START
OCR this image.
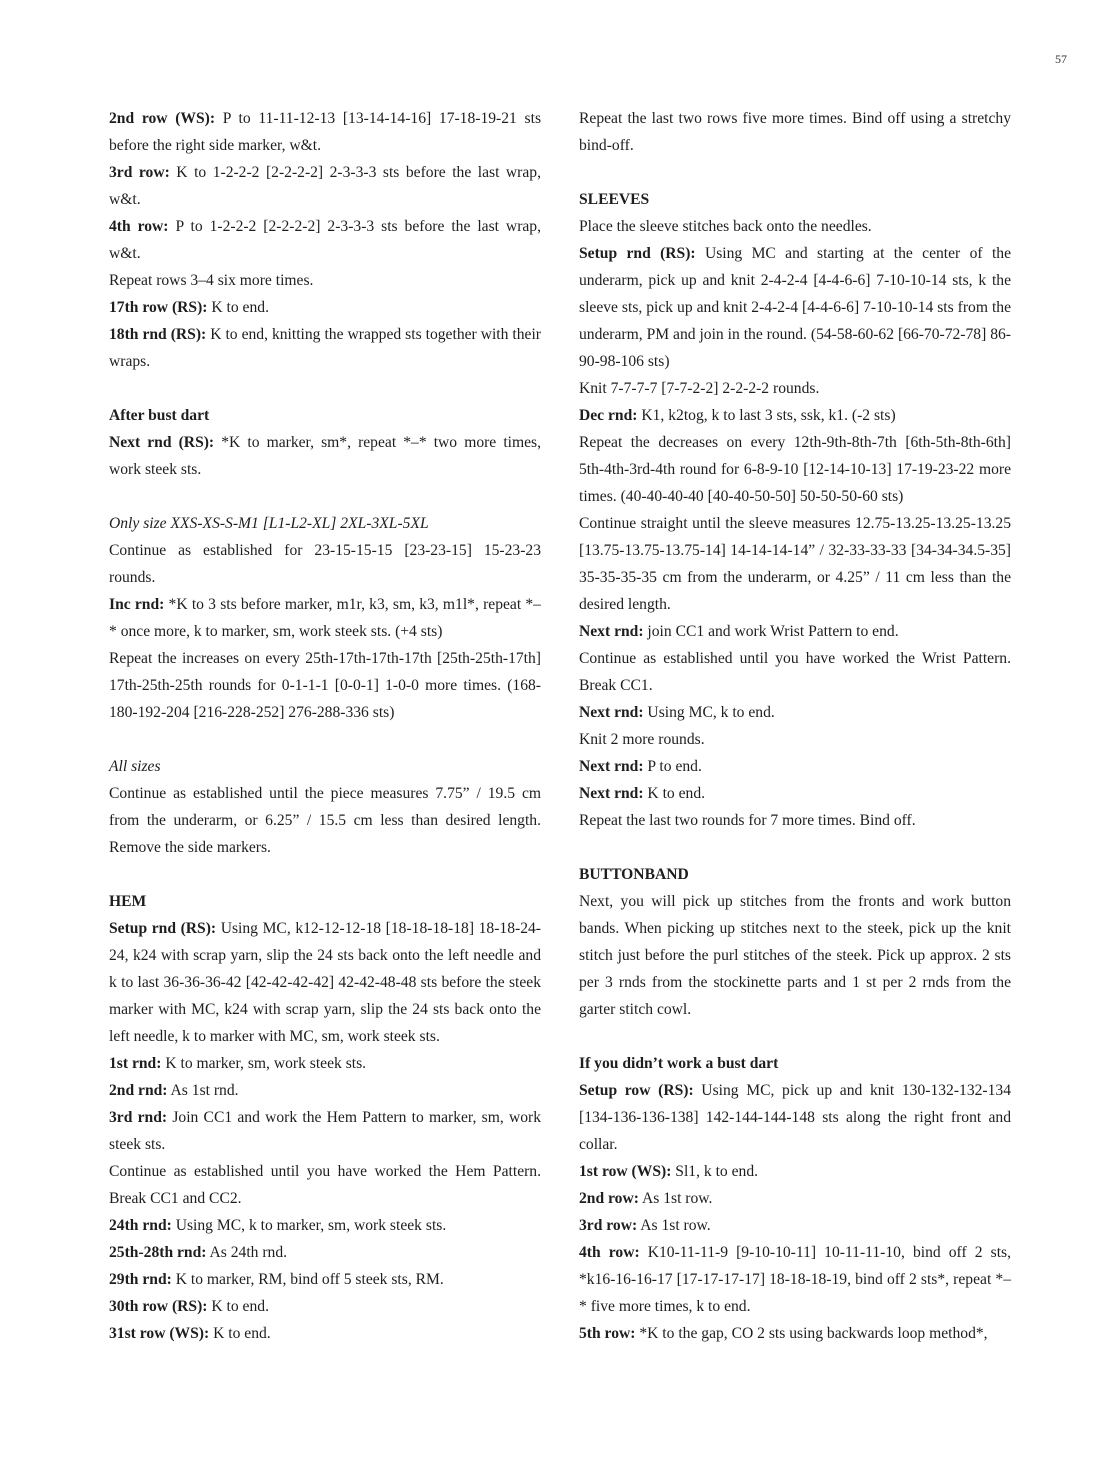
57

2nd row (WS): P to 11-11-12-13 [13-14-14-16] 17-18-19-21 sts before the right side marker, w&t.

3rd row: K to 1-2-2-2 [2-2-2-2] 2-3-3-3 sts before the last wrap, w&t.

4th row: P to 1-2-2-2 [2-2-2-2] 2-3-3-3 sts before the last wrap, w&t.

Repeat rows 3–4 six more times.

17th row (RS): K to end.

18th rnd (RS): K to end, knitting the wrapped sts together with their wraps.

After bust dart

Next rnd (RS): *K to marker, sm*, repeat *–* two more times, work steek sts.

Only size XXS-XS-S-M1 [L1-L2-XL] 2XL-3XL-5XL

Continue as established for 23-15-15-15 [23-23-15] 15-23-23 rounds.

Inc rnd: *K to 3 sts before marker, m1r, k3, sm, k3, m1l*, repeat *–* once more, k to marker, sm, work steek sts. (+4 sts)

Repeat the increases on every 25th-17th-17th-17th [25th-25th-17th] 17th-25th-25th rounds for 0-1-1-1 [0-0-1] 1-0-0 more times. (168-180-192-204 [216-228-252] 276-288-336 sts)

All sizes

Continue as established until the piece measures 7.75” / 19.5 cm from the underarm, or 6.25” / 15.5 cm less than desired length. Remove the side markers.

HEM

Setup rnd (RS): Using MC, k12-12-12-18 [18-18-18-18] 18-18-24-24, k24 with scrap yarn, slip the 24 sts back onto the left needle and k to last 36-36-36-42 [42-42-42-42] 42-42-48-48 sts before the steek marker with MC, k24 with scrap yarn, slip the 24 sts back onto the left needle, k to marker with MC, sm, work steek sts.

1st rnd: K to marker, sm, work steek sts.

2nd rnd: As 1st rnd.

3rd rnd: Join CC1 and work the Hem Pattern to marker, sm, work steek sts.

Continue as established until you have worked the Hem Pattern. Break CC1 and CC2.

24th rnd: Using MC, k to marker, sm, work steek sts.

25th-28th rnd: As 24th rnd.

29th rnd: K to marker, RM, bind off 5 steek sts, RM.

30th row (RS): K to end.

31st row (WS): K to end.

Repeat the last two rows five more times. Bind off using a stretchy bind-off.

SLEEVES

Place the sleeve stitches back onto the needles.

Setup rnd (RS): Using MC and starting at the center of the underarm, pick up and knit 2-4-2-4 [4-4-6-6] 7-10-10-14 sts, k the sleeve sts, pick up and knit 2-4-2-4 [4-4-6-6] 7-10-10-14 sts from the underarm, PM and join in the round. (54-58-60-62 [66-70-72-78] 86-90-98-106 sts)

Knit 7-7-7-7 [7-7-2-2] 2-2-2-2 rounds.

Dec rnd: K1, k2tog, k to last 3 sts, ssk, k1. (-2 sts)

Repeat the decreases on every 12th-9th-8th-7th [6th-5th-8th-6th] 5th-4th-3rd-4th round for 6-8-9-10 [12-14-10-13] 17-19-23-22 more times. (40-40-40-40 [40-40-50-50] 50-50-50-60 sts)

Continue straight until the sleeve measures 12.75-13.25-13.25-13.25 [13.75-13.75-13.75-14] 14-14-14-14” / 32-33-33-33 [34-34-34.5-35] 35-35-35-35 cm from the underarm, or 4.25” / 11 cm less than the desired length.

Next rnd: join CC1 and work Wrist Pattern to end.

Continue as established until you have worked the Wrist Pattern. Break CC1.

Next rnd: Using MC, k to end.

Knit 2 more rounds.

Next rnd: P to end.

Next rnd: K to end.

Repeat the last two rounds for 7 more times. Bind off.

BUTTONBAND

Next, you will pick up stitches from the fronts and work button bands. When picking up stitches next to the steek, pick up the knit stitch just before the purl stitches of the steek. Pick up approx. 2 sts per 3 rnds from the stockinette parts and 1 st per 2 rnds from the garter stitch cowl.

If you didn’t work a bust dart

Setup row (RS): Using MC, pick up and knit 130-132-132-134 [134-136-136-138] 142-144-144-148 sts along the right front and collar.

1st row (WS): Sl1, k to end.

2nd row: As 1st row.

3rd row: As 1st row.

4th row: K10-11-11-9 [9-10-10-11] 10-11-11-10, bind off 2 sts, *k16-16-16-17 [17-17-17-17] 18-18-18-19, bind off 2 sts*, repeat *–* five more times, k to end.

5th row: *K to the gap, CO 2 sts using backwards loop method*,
END
START
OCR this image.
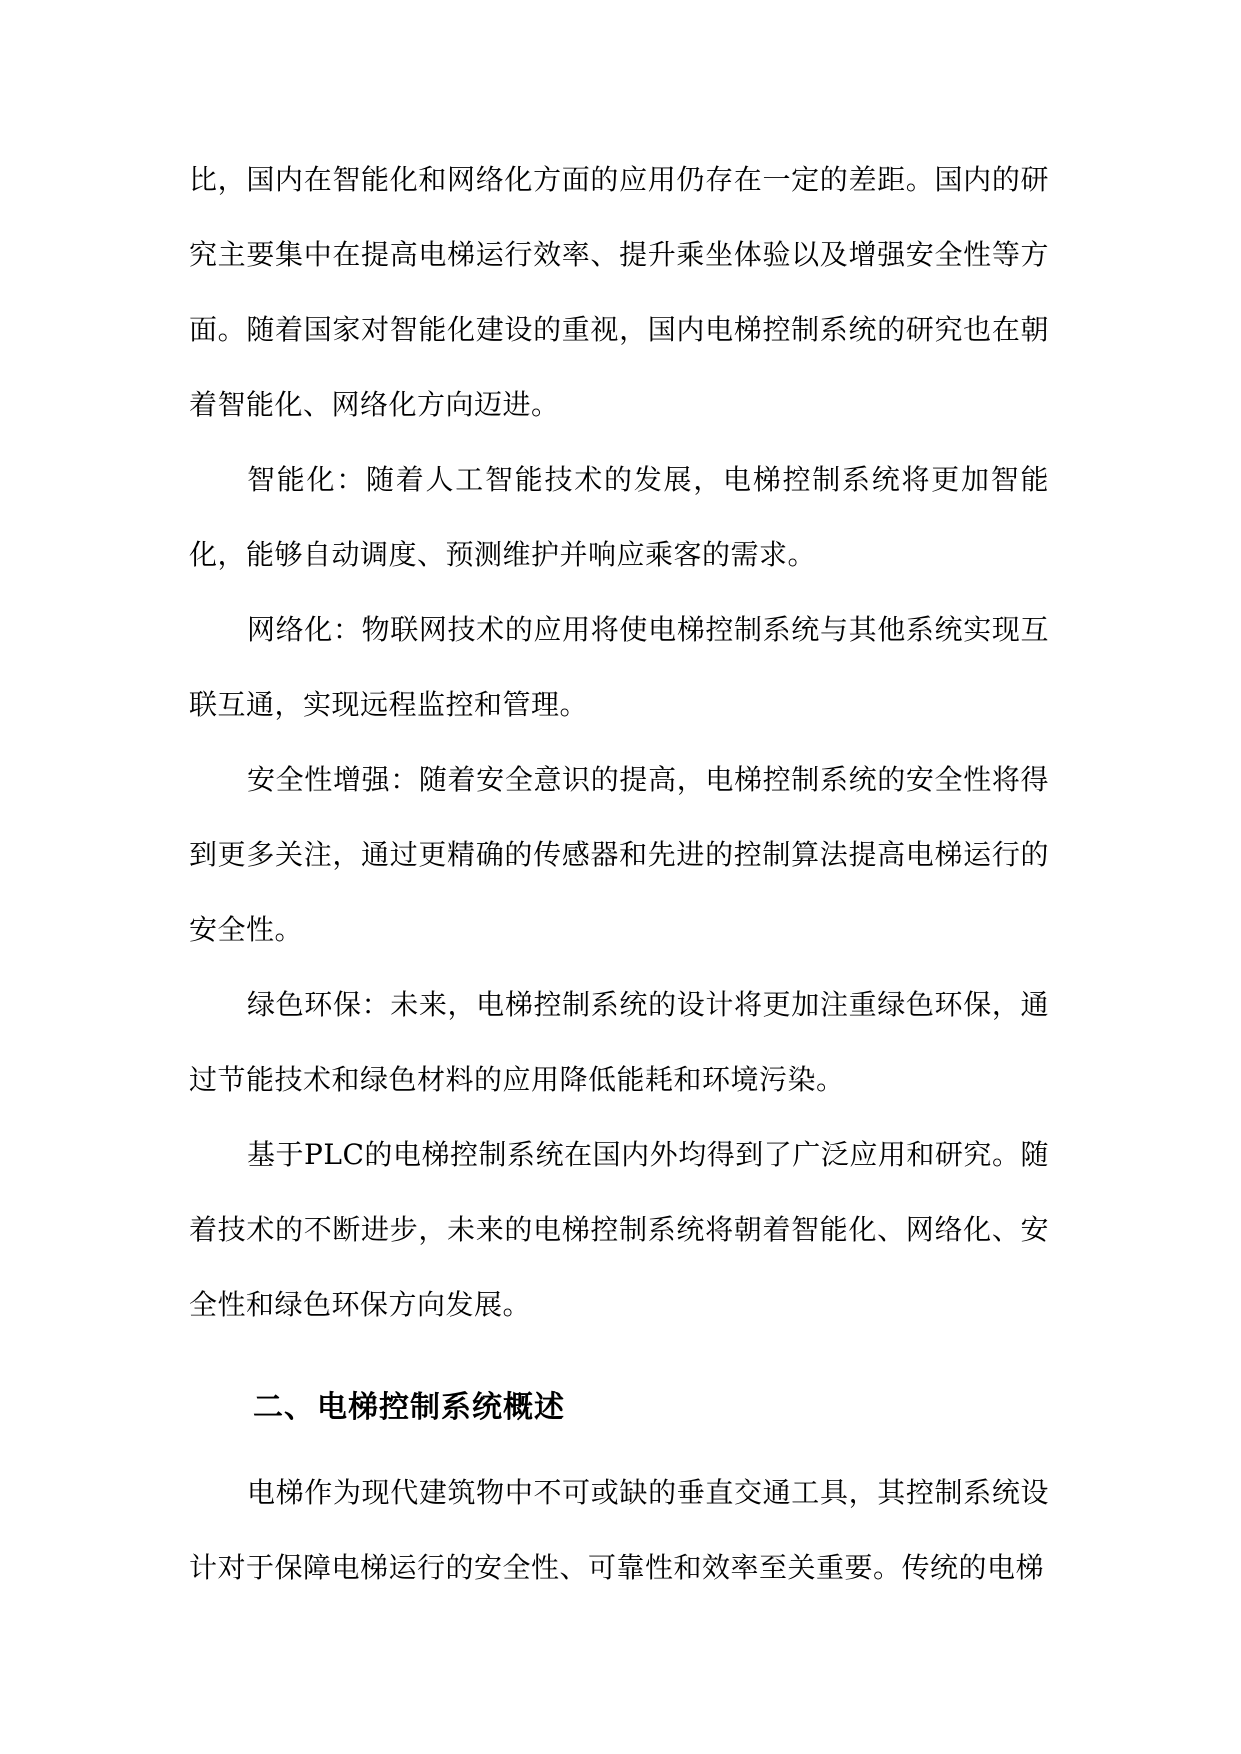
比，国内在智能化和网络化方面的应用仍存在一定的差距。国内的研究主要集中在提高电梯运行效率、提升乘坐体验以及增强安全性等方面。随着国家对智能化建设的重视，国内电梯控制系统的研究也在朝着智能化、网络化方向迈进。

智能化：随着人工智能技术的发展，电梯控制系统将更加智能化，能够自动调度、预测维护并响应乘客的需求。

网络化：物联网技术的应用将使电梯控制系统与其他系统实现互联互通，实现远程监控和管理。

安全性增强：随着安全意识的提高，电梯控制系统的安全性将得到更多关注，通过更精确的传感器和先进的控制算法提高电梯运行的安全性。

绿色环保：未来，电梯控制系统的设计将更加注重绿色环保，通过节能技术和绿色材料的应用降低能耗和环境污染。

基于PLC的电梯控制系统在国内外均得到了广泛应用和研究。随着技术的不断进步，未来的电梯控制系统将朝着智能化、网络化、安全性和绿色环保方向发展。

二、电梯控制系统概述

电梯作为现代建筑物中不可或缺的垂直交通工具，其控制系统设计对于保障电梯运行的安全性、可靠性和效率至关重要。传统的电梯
END
- The exercise -
Give the count of lines that hold the word "Continue", with nothing added.

- Result for this task -
5